• **Kegiatan**: Menurut teks tentang dugaan politik uang di Pilkada Serentak 2024, berapa lama Bawaslu melakukan kajian hukum setelah laporan diterima?

• **Teks yang Disediakan**:

* * * * *

Bawaslu RI Selidiki 130 Kasus Dugaan Politik Uang di Pilkada Serentak 2024
Badan Pengawas Pemilihan Umum (Bawaslu) RI saat ini tengah menyelidiki 130 dugaan kasus politik uang yang terdeteksi selama masa tenang dan pada hari pemungutan suara Pilkada Serentak 2024. Kasus-kasus ini mencakup praktik pembagian uang serta potensi pemberian uang atau materi lainnya yang bertujuan memengaruhi pilihan pemilih. Fenomena ini menjadi salah satu bentuk pelanggaran serius yang mengancam integritas pemilu. Ketua Bawaslu RI, Rahmat Bagja, menjelaskan bahwa temuan tersebut diperoleh melalui pengawasan ketat yang dilakukan oleh jajaran Bawaslu hingga Rabu sore, 27 November 2024. “Tindakan seperti pembagian uang atau barang lainnya dapat dikenai sanksi sesuai Pasal 187A Undang-Undang Pemilihan,” ujar Bagja dalam konferensi pers di Kantor Bawaslu RI, Jakarta, sebagaimana dilansir Antara. Bagja menegaskan bahwa undang-undang telah mengatur hukuman tegas bagi pelaku politik uang. “Setiap individu yang secara sengaja memberikan atau menjanjikan uang maupun barang untuk memengaruhi pemilih dapat dipidana penjara paling singkat 3 tahun dan paling lama 6 tahun, serta denda antara Rp200 juta hingga Rp1 miliar. Hukuman ini berlaku tidak hanya bagi pemberi tetapi juga penerima,” jelasnya. Untuk memastikan keabsahan laporan, Bawaslu akan melakukan kajian hukum selama lima hari kalender setelah laporan diterima. Proses ini bertujuan untuk memverifikasi apakah laporan tersebut memenuhi syarat formil dan materiil sesuai ketentuan yang berlaku.Sebaran Kasus di Berbagai Daerah
Anggota Bawaslu RI, Puadi, mengungkapkan bahwa dari total 130 kasus dugaan politik uang, sebanyak 71 kasus merupakan pembagian uang langsung, sementara 50 lainnya dikategorikan sebagai potensi pembagian uang selama masa tenang. Di hari pemungutan suara, ditemukan 8 kasus pembagian uang dan 1 kasus potensi pembagian uang. Kasus-kasus ini tersebar di sejumlah provinsi. Dugaan pembagian uang pada masa tenang dilaporkan terjadi di Kalimantan Timur, Kalimantan Selatan, Sumatera Utara, Jawa Timur, Sulawesi Barat, Aceh, Jawa Barat, Sulawesi Utara, DIY, Lampung, Banten, Maluku Utara, Sulawesi Selatan, dan Sumatera Selatan. Sementara itu, potensi pembagian uang di masa tenang ditemukan di wilayah seperti Papua Tengah, Banten, Sulawesi Selatan, Maluku, Jawa Timur, Nusa Tenggara Timur, dan Riau. Pada hari pemungutan suara, dugaan pembagian uang terdeteksi di Papua Barat Daya, Maluku Utara, Sumatera Selatan, DIY, dan Kalimantan Selatan. Potensi pembagian uang di hari yang sama juga ditemukan di Jawa Barat.

* * * * *

• **Informasi yang Diberikan**:
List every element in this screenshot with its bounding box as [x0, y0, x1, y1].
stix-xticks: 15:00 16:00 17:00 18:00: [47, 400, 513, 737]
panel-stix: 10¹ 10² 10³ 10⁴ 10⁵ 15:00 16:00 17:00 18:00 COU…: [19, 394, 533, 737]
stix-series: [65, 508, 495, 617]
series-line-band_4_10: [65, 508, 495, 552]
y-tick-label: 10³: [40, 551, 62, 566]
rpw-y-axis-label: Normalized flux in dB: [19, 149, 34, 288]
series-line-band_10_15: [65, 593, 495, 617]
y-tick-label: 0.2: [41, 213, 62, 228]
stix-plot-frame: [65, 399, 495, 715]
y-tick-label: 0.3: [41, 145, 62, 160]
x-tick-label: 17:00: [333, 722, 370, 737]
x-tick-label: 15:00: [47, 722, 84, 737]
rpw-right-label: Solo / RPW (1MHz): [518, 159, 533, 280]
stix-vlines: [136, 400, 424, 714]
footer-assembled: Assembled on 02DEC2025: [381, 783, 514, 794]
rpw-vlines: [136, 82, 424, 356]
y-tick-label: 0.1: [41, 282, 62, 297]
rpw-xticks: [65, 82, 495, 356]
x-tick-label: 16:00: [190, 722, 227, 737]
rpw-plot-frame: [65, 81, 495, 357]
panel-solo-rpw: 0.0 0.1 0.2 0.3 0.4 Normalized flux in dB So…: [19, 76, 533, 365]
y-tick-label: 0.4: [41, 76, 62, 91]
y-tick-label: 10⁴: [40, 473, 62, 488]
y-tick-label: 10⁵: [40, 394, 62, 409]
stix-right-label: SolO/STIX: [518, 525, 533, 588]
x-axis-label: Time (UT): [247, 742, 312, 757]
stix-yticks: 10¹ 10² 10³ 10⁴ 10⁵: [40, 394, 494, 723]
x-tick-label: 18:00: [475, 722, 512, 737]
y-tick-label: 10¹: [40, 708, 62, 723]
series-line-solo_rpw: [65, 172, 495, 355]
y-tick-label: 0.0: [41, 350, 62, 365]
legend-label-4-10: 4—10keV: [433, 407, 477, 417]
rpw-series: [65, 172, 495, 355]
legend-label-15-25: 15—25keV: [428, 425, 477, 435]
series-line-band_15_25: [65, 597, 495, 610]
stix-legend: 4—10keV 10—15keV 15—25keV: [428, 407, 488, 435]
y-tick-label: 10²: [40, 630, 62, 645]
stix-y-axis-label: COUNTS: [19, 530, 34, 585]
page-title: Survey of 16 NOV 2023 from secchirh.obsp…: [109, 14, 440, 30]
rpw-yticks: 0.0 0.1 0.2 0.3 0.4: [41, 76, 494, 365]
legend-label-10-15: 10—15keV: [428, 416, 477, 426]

* * * * *

• **Ruang Jawaban**: Bawaslu melakukan kajian hukum selama lima hari kalender setelah laporan diterima.